* Problem requirements
Each line of the material must be returned exactly.

--- Data listing ---

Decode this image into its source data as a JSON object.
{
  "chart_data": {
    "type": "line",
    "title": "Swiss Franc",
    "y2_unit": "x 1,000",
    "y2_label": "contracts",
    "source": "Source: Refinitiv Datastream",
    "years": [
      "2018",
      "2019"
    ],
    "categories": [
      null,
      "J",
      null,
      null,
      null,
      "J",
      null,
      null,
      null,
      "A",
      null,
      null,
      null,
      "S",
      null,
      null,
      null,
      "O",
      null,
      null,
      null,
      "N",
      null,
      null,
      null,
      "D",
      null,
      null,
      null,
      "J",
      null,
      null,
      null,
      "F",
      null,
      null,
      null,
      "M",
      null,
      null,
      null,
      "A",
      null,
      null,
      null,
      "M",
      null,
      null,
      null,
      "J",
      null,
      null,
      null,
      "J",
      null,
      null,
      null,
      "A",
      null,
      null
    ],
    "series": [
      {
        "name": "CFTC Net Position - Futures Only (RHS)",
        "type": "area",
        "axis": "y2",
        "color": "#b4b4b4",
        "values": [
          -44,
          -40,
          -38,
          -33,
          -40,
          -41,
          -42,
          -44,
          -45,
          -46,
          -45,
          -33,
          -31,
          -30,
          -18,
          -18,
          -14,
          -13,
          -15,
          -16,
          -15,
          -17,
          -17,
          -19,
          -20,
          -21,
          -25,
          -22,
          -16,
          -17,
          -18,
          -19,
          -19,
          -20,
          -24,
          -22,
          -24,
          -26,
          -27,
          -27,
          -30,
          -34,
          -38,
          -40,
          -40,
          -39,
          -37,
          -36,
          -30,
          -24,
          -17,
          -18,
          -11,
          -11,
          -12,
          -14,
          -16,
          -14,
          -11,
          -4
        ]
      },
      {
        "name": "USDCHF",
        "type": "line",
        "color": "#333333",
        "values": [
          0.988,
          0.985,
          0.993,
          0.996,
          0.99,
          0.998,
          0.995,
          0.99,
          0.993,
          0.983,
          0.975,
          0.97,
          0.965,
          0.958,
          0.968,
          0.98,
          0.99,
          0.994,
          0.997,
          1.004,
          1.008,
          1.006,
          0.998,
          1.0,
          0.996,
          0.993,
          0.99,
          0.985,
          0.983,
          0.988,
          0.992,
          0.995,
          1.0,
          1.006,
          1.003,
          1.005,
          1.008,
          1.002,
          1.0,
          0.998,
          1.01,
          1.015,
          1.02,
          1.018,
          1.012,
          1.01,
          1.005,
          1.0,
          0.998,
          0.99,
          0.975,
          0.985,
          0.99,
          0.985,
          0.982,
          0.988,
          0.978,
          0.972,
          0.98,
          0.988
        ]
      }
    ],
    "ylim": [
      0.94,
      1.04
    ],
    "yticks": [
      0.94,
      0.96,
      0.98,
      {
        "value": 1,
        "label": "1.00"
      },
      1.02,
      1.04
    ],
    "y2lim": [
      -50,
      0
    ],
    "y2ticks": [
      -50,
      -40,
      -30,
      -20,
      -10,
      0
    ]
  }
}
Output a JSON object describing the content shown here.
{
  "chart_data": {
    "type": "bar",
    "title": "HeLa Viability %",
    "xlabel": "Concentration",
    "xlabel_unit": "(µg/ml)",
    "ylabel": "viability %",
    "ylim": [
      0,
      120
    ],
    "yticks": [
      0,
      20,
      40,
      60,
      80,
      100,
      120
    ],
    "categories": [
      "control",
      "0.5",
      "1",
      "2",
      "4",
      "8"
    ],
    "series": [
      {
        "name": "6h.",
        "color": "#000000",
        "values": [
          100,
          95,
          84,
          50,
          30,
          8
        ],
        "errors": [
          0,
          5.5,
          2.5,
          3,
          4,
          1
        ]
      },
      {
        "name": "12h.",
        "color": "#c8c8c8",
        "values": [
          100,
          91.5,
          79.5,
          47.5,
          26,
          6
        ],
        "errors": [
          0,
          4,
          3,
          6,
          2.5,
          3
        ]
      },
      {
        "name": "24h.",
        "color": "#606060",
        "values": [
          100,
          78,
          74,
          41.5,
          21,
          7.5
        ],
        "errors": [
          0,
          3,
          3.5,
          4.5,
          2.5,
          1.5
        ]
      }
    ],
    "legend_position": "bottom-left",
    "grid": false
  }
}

---

* Reply to the exercise
Decode this image into its source data as a JSON object.
{
  "chart_data": {
    "type": "line",
    "title": "Swiss Franc",
    "y2_unit": "x 1,000",
    "y2_label": "contracts",
    "source": "Source: Refinitiv Datastream",
    "years": [
      "2018",
      "2019"
    ],
    "categories": [
      null,
      "J",
      null,
      null,
      null,
      "J",
      null,
      null,
      null,
      "A",
      null,
      null,
      null,
      "S",
      null,
      null,
      null,
      "O",
      null,
      null,
      null,
      "N",
      null,
      null,
      null,
      "D",
      null,
      null,
      null,
      "J",
      null,
      null,
      null,
      "F",
      null,
      null,
      null,
      "M",
      null,
      null,
      null,
      "A",
      null,
      null,
      null,
      "M",
      null,
      null,
      null,
      "J",
      null,
      null,
      null,
      "J",
      null,
      null,
      null,
      "A",
      null,
      null
    ],
    "series": [
      {
        "name": "CFTC Net Position - Futures Only (RHS)",
        "type": "area",
        "axis": "y2",
        "color": "#b4b4b4",
        "values": [
          -44,
          -40,
          -38,
          -33,
          -40,
          -41,
          -42,
          -44,
          -45,
          -46,
          -45,
          -33,
          -31,
          -30,
          -18,
          -18,
          -14,
          -13,
          -15,
          -16,
          -15,
          -17,
          -17,
          -19,
          -20,
          -21,
          -25,
          -22,
          -16,
          -17,
          -18,
          -19,
          -19,
          -20,
          -24,
          -22,
          -24,
          -26,
          -27,
          -27,
          -30,
          -34,
          -38,
          -40,
          -40,
          -39,
          -37,
          -36,
          -30,
          -24,
          -17,
          -18,
          -11,
          -11,
          -12,
          -14,
          -16,
          -14,
          -11,
          -4
        ]
      },
      {
        "name": "USDCHF",
        "type": "line",
        "color": "#333333",
        "values": [
          0.988,
          0.985,
          0.993,
          0.996,
          0.99,
          0.998,
          0.995,
          0.99,
          0.993,
          0.983,
          0.975,
          0.97,
          0.965,
          0.958,
          0.968,
          0.98,
          0.99,
          0.994,
          0.997,
          1.004,
          1.008,
          1.006,
          0.998,
          1.0,
          0.996,
          0.993,
          0.99,
          0.985,
          0.983,
          0.988,
          0.992,
          0.995,
          1.0,
          1.006,
          1.003,
          1.005,
          1.008,
          1.002,
          1.0,
          0.998,
          1.01,
          1.015,
          1.02,
          1.018,
          1.012,
          1.01,
          1.005,
          1.0,
          0.998,
          0.99,
          0.975,
          0.985,
          0.99,
          0.985,
          0.982,
          0.988,
          0.978,
          0.972,
          0.98,
          0.988
        ]
      }
    ],
    "ylim": [
      0.94,
      1.04
    ],
    "yticks": [
      0.94,
      0.96,
      0.98,
      {
        "value": 1,
        "label": "1.00"
      },
      1.02,
      1.04
    ],
    "y2lim": [
      -50,
      0
    ],
    "y2ticks": [
      -50,
      -40,
      -30,
      -20,
      -10,
      0
    ]
  }
}
Output a JSON object describing the content shown here.
{
  "chart_data": {
    "type": "bar",
    "title": "HeLa Viability %",
    "xlabel": "Concentration",
    "xlabel_unit": "(µg/ml)",
    "ylabel": "viability %",
    "ylim": [
      0,
      120
    ],
    "yticks": [
      0,
      20,
      40,
      60,
      80,
      100,
      120
    ],
    "categories": [
      "control",
      "0.5",
      "1",
      "2",
      "4",
      "8"
    ],
    "series": [
      {
        "name": "6h.",
        "color": "#000000",
        "values": [
          100,
          95,
          84,
          50,
          30,
          8
        ],
        "errors": [
          0,
          5.5,
          2.5,
          3,
          4,
          1
        ]
      },
      {
        "name": "12h.",
        "color": "#c8c8c8",
        "values": [
          100,
          91.5,
          79.5,
          47.5,
          26,
          6
        ],
        "errors": [
          0,
          4,
          3,
          6,
          2.5,
          3
        ]
      },
      {
        "name": "24h.",
        "color": "#606060",
        "values": [
          100,
          78,
          74,
          41.5,
          21,
          7.5
        ],
        "errors": [
          0,
          3,
          3.5,
          4.5,
          2.5,
          1.5
        ]
      }
    ],
    "legend_position": "bottom-left",
    "grid": false
  }
}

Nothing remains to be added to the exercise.